Skip every image and restate the data word for word.

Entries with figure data
------------------------

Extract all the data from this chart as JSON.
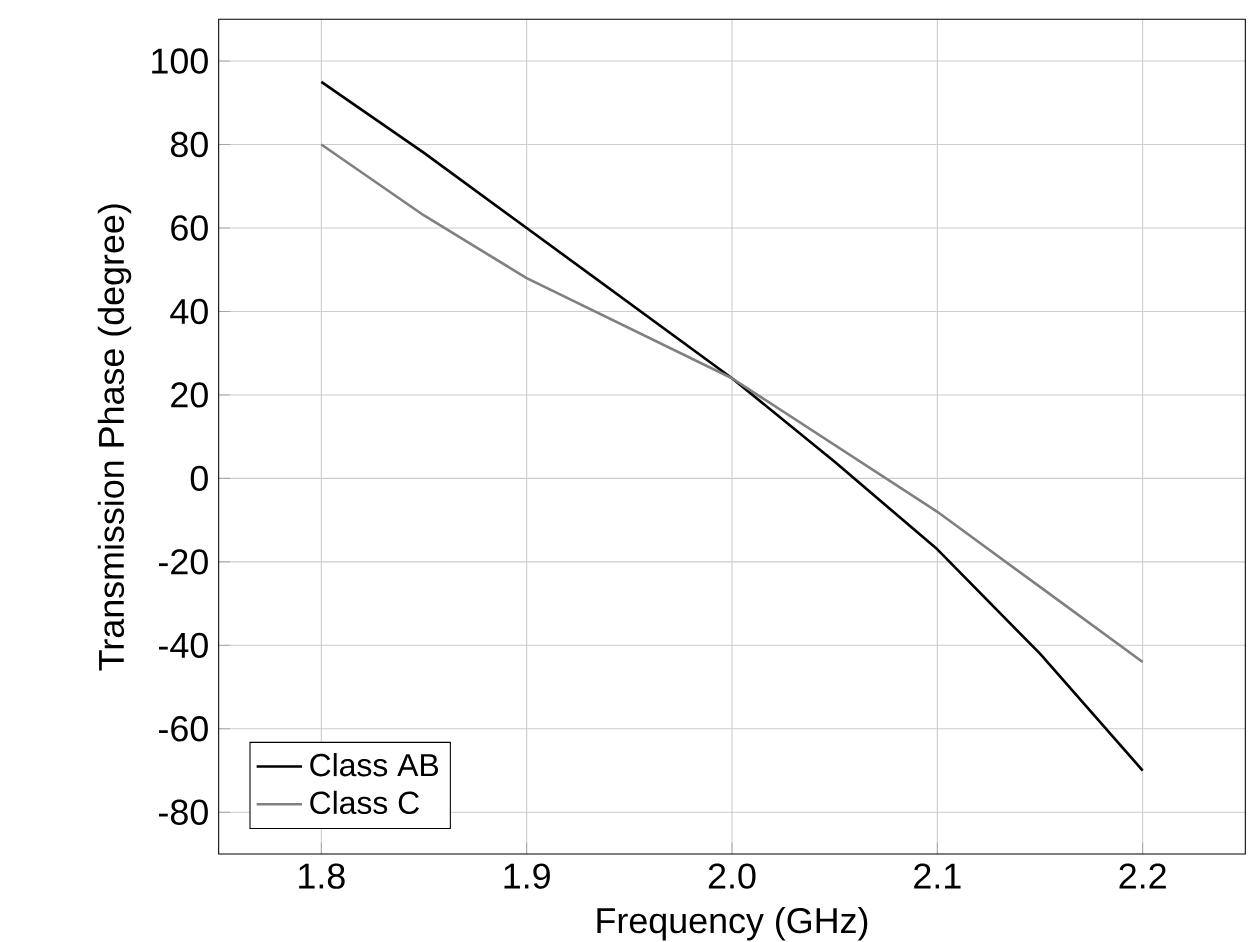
{
  "chart_data": {
    "type": "line",
    "xlabel": "Frequency (GHz)",
    "ylabel": "Transmission Phase (degree)",
    "xlim": [
      1.75,
      2.25
    ],
    "ylim": [
      -90,
      110
    ],
    "xticks": [
      {
        "value": 1.8,
        "label": "1.8"
      },
      {
        "value": 1.9,
        "label": "1.9"
      },
      {
        "value": 2.0,
        "label": "2.0"
      },
      {
        "value": 2.1,
        "label": "2.1"
      },
      {
        "value": 2.2,
        "label": "2.2"
      }
    ],
    "yticks": [
      -80,
      -60,
      -40,
      -20,
      0,
      20,
      40,
      60,
      80,
      100
    ],
    "grid": true,
    "legend": "bottom left",
    "line_style": "solid",
    "marker": "none",
    "series": [
      {
        "name": "Class AB",
        "color": "#000000",
        "x": [
          1.8,
          1.85,
          1.9,
          1.95,
          2.0,
          2.05,
          2.1,
          2.15,
          2.2
        ],
        "values": [
          95,
          78,
          60,
          42,
          24,
          4,
          -17,
          -42,
          -70
        ]
      },
      {
        "name": "Class C",
        "color": "#808080",
        "x": [
          1.8,
          1.85,
          1.9,
          1.95,
          2.0,
          2.05,
          2.1,
          2.15,
          2.2
        ],
        "values": [
          80,
          63,
          48,
          36,
          24,
          8,
          -8,
          -26,
          -44
        ]
      }
    ]
  }
}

------------------------

## Written response
Extract all the data from this chart as JSON.
{
  "chart_data": {
    "type": "line",
    "xlabel": "Frequency (GHz)",
    "ylabel": "Transmission Phase (degree)",
    "xlim": [
      1.75,
      2.25
    ],
    "ylim": [
      -90,
      110
    ],
    "xticks": [
      {
        "value": 1.8,
        "label": "1.8"
      },
      {
        "value": 1.9,
        "label": "1.9"
      },
      {
        "value": 2.0,
        "label": "2.0"
      },
      {
        "value": 2.1,
        "label": "2.1"
      },
      {
        "value": 2.2,
        "label": "2.2"
      }
    ],
    "yticks": [
      -80,
      -60,
      -40,
      -20,
      0,
      20,
      40,
      60,
      80,
      100
    ],
    "grid": true,
    "legend": "bottom left",
    "line_style": "solid",
    "marker": "none",
    "series": [
      {
        "name": "Class AB",
        "color": "#000000",
        "x": [
          1.8,
          1.85,
          1.9,
          1.95,
          2.0,
          2.05,
          2.1,
          2.15,
          2.2
        ],
        "values": [
          95,
          78,
          60,
          42,
          24,
          4,
          -17,
          -42,
          -70
        ]
      },
      {
        "name": "Class C",
        "color": "#808080",
        "x": [
          1.8,
          1.85,
          1.9,
          1.95,
          2.0,
          2.05,
          2.1,
          2.15,
          2.2
        ],
        "values": [
          80,
          63,
          48,
          36,
          24,
          8,
          -8,
          -26,
          -44
        ]
      }
    ]
  }
}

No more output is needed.